## BEGIN

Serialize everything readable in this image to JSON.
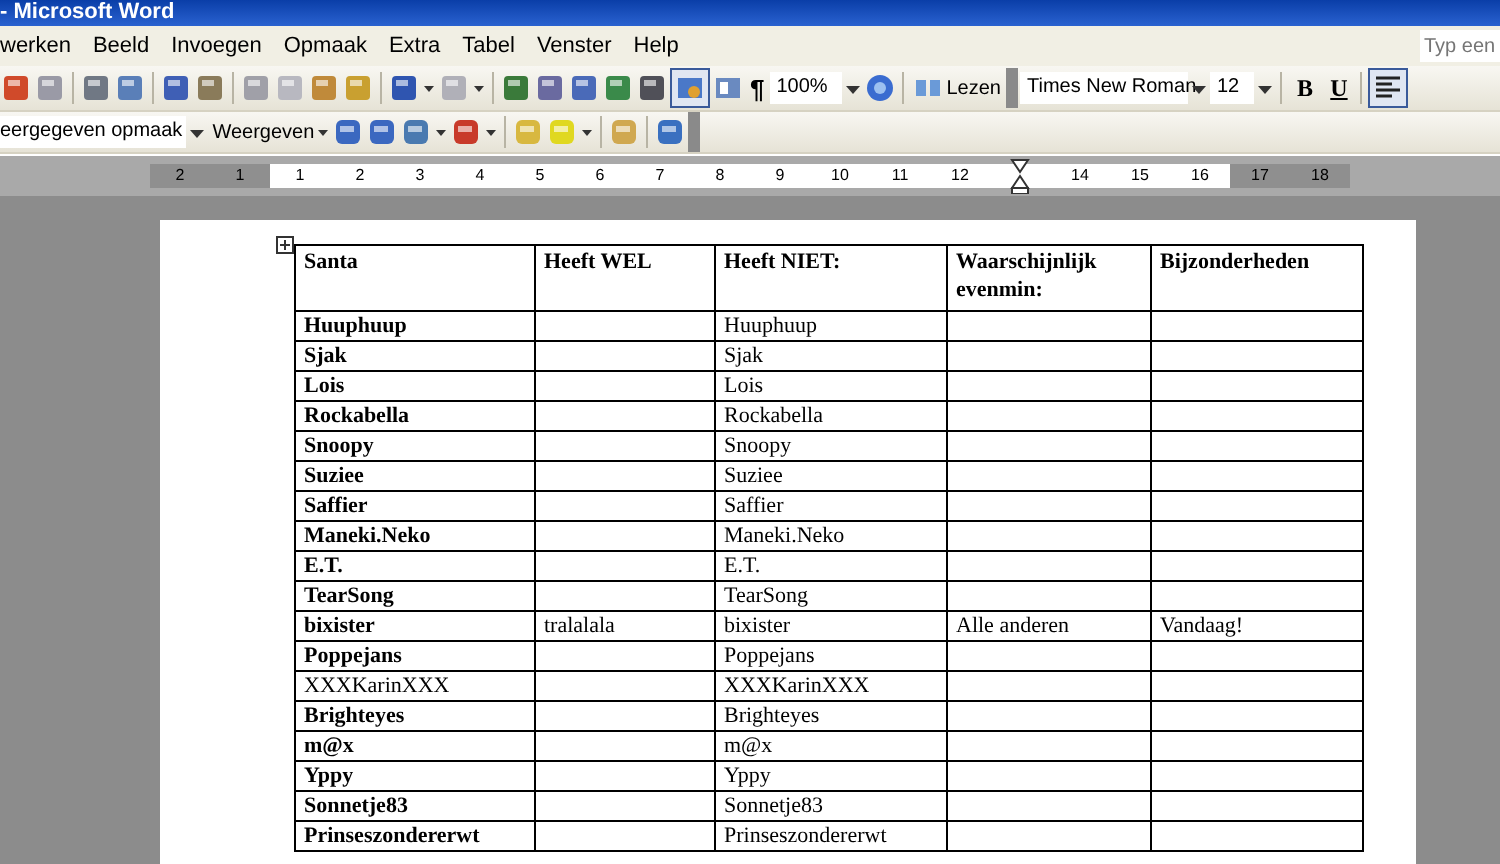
{
  "window": {
    "title": "- Microsoft Word"
  },
  "menu": [
    "werken",
    "Beeld",
    "Invoegen",
    "Opmaak",
    "Extra",
    "Tabel",
    "Venster",
    "Help"
  ],
  "help_search": {
    "placeholder": "Typ een"
  },
  "toolbar": {
    "zoom": "100%",
    "reading_button": "Lezen",
    "font": "Times New Roman",
    "size": "12",
    "bold": "B",
    "underline": "U",
    "pilcrow": "¶",
    "toggle_pressed": true,
    "align_left_pressed": true
  },
  "review_toolbar": {
    "display_combo": "eergegeven opmaak",
    "display_menu": "Weergeven"
  },
  "ruler": [
    {
      "label": "2",
      "margin": true
    },
    {
      "label": "1",
      "margin": true
    },
    {
      "label": "1",
      "margin": false
    },
    {
      "label": "2",
      "margin": false
    },
    {
      "label": "3",
      "margin": false
    },
    {
      "label": "4",
      "margin": false
    },
    {
      "label": "5",
      "margin": false
    },
    {
      "label": "6",
      "margin": false
    },
    {
      "label": "7",
      "margin": false
    },
    {
      "label": "8",
      "margin": false
    },
    {
      "label": "9",
      "margin": false
    },
    {
      "label": "10",
      "margin": false
    },
    {
      "label": "11",
      "margin": false
    },
    {
      "label": "12",
      "margin": false
    },
    {
      "kind": "indent",
      "margin": false
    },
    {
      "label": "14",
      "margin": false
    },
    {
      "label": "15",
      "margin": false
    },
    {
      "label": "16",
      "margin": false
    },
    {
      "label": "17",
      "margin": true
    },
    {
      "label": "18",
      "margin": true
    }
  ],
  "table": {
    "columns": [
      "Santa",
      "Heeft WEL",
      "Heeft NIET:",
      "Waarschijnlijk evenmin:",
      "Bijzonderheden"
    ],
    "rows": [
      {
        "santa": "Huuphuup",
        "heeft_niet": "Huuphuup",
        "bold": true
      },
      {
        "santa": "Sjak",
        "heeft_niet": "Sjak",
        "bold": true
      },
      {
        "santa": "Lois",
        "heeft_niet": "Lois",
        "bold": true
      },
      {
        "santa": "Rockabella",
        "heeft_niet": "Rockabella",
        "bold": true
      },
      {
        "santa": "Snoopy",
        "heeft_niet": "Snoopy",
        "bold": true
      },
      {
        "santa": "Suziee",
        "heeft_niet": "Suziee",
        "bold": true
      },
      {
        "santa": "Saffier",
        "heeft_niet": "Saffier",
        "bold": true
      },
      {
        "santa": "Maneki.Neko",
        "heeft_niet": "Maneki.Neko",
        "bold": true
      },
      {
        "santa": "E.T.",
        "heeft_niet": "E.T.",
        "bold": true
      },
      {
        "santa": "TearSong",
        "heeft_niet": "TearSong",
        "bold": true
      },
      {
        "santa": "bixister",
        "heeft_wel": "tralalala",
        "heeft_niet": "bixister",
        "waarschijnlijk_evenmin": "Alle anderen",
        "bijzonderheden": "Vandaag!",
        "bold": true
      },
      {
        "santa": "Poppejans",
        "heeft_niet": "Poppejans",
        "bold": true
      },
      {
        "santa": "XXXKarinXXX",
        "heeft_niet": "XXXKarinXXX",
        "bold": false
      },
      {
        "santa": "Brighteyes",
        "heeft_niet": "Brighteyes",
        "bold": true
      },
      {
        "santa": "m@x",
        "heeft_niet": "m@x",
        "bold": true
      },
      {
        "santa": "Yppy",
        "heeft_niet": "Yppy",
        "bold": true
      },
      {
        "santa": "Sonnetje83",
        "heeft_niet": "Sonnetje83",
        "bold": true
      },
      {
        "santa": "Prinseszondererwt",
        "heeft_niet": "Prinseszondererwt",
        "bold": true
      }
    ]
  }
}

## END

WORK TO DO:
A faithful copy of the records above is needed, with the pictures left out.

TASK RESPONSE:
Serialize everything readable in this image to JSON.
{
  "window": {
    "title": "- Microsoft Word"
  },
  "menu": [
    "werken",
    "Beeld",
    "Invoegen",
    "Opmaak",
    "Extra",
    "Tabel",
    "Venster",
    "Help"
  ],
  "help_search": {
    "placeholder": "Typ een"
  },
  "toolbar": {
    "zoom": "100%",
    "reading_button": "Lezen",
    "font": "Times New Roman",
    "size": "12",
    "bold": "B",
    "underline": "U",
    "pilcrow": "¶",
    "toggle_pressed": true,
    "align_left_pressed": true
  },
  "review_toolbar": {
    "display_combo": "eergegeven opmaak",
    "display_menu": "Weergeven"
  },
  "ruler": [
    {
      "label": "2",
      "margin": true
    },
    {
      "label": "1",
      "margin": true
    },
    {
      "label": "1",
      "margin": false
    },
    {
      "label": "2",
      "margin": false
    },
    {
      "label": "3",
      "margin": false
    },
    {
      "label": "4",
      "margin": false
    },
    {
      "label": "5",
      "margin": false
    },
    {
      "label": "6",
      "margin": false
    },
    {
      "label": "7",
      "margin": false
    },
    {
      "label": "8",
      "margin": false
    },
    {
      "label": "9",
      "margin": false
    },
    {
      "label": "10",
      "margin": false
    },
    {
      "label": "11",
      "margin": false
    },
    {
      "label": "12",
      "margin": false
    },
    {
      "kind": "indent",
      "margin": false
    },
    {
      "label": "14",
      "margin": false
    },
    {
      "label": "15",
      "margin": false
    },
    {
      "label": "16",
      "margin": false
    },
    {
      "label": "17",
      "margin": true
    },
    {
      "label": "18",
      "margin": true
    }
  ],
  "table": {
    "columns": [
      "Santa",
      "Heeft WEL",
      "Heeft NIET:",
      "Waarschijnlijk evenmin:",
      "Bijzonderheden"
    ],
    "rows": [
      {
        "santa": "Huuphuup",
        "heeft_niet": "Huuphuup",
        "bold": true
      },
      {
        "santa": "Sjak",
        "heeft_niet": "Sjak",
        "bold": true
      },
      {
        "santa": "Lois",
        "heeft_niet": "Lois",
        "bold": true
      },
      {
        "santa": "Rockabella",
        "heeft_niet": "Rockabella",
        "bold": true
      },
      {
        "santa": "Snoopy",
        "heeft_niet": "Snoopy",
        "bold": true
      },
      {
        "santa": "Suziee",
        "heeft_niet": "Suziee",
        "bold": true
      },
      {
        "santa": "Saffier",
        "heeft_niet": "Saffier",
        "bold": true
      },
      {
        "santa": "Maneki.Neko",
        "heeft_niet": "Maneki.Neko",
        "bold": true
      },
      {
        "santa": "E.T.",
        "heeft_niet": "E.T.",
        "bold": true
      },
      {
        "santa": "TearSong",
        "heeft_niet": "TearSong",
        "bold": true
      },
      {
        "santa": "bixister",
        "heeft_wel": "tralalala",
        "heeft_niet": "bixister",
        "waarschijnlijk_evenmin": "Alle anderen",
        "bijzonderheden": "Vandaag!",
        "bold": true
      },
      {
        "santa": "Poppejans",
        "heeft_niet": "Poppejans",
        "bold": true
      },
      {
        "santa": "XXXKarinXXX",
        "heeft_niet": "XXXKarinXXX",
        "bold": false
      },
      {
        "santa": "Brighteyes",
        "heeft_niet": "Brighteyes",
        "bold": true
      },
      {
        "santa": "m@x",
        "heeft_niet": "m@x",
        "bold": true
      },
      {
        "santa": "Yppy",
        "heeft_niet": "Yppy",
        "bold": true
      },
      {
        "santa": "Sonnetje83",
        "heeft_niet": "Sonnetje83",
        "bold": true
      },
      {
        "santa": "Prinseszondererwt",
        "heeft_niet": "Prinseszondererwt",
        "bold": true
      }
    ]
  }
}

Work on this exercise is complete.